## RECORDS SHOWN
------------------------------------------------

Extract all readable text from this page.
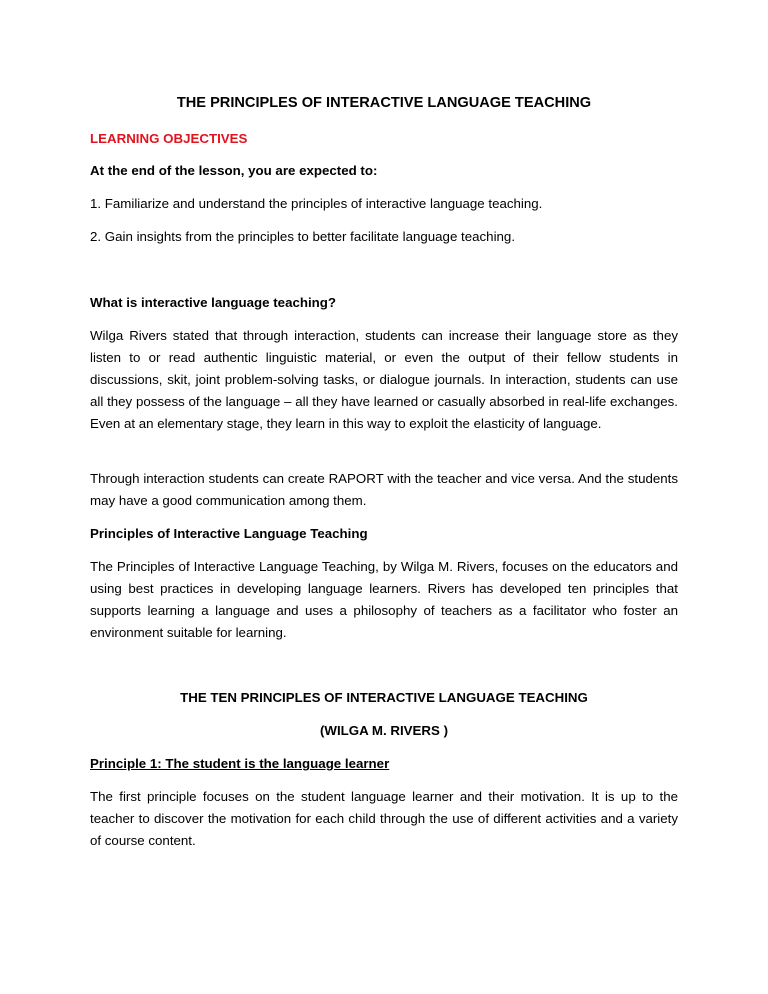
THE PRINCIPLES OF INTERACTIVE LANGUAGE TEACHING

LEARNING OBJECTIVES

At the end of the lesson, you are expected to:

1. Familiarize and understand the principles of interactive language teaching.

2. Gain insights from the principles to better facilitate language teaching.

What is interactive language teaching?

Wilga Rivers stated that through interaction, students can increase their language store as they listen to or read authentic linguistic material, or even the output of their fellow students in discussions, skit, joint problem-solving tasks, or dialogue journals. In interaction, students can use all they possess of the language – all they have learned or casually absorbed in real-life exchanges. Even at an elementary stage, they learn in this way to exploit the elasticity of language.

Through interaction students can create RAPORT with the teacher and vice versa. And the students may have a good communication among them.

Principles of Interactive Language Teaching

The Principles of Interactive Language Teaching, by Wilga M. Rivers, focuses on the educators and using best practices in developing language learners. Rivers has developed ten principles that supports learning a language and uses a philosophy of teachers as a facilitator who foster an environment suitable for learning.

THE TEN PRINCIPLES OF INTERACTIVE LANGUAGE TEACHING

(WILGA M. RIVERS )

Principle 1: The student is the language learner

The first principle focuses on the student language learner and their motivation. It is up to the teacher to discover the motivation for each child through the use of different activities and a variety of course content.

------------------------------------------------

## JOB
Transcribe the material as is, with images omitted.

## SOLUTION TO THE EXERCISE
Extract all readable text from this page.
THE PRINCIPLES OF INTERACTIVE LANGUAGE TEACHING

LEARNING OBJECTIVES

At the end of the lesson, you are expected to:

1. Familiarize and understand the principles of interactive language teaching.

2. Gain insights from the principles to better facilitate language teaching.

What is interactive language teaching?

Wilga Rivers stated that through interaction, students can increase their language store as they listen to or read authentic linguistic material, or even the output of their fellow students in discussions, skit, joint problem-solving tasks, or dialogue journals. In interaction, students can use all they possess of the language – all they have learned or casually absorbed in real-life exchanges. Even at an elementary stage, they learn in this way to exploit the elasticity of language.

Through interaction students can create RAPORT with the teacher and vice versa. And the students may have a good communication among them.

Principles of Interactive Language Teaching

The Principles of Interactive Language Teaching, by Wilga M. Rivers, focuses on the educators and using best practices in developing language learners. Rivers has developed ten principles that supports learning a language and uses a philosophy of teachers as a facilitator who foster an environment suitable for learning.

THE TEN PRINCIPLES OF INTERACTIVE LANGUAGE TEACHING

(WILGA M. RIVERS )

Principle 1: The student is the language learner

The first principle focuses on the student language learner and their motivation. It is up to the teacher to discover the motivation for each child through the use of different activities and a variety of course content.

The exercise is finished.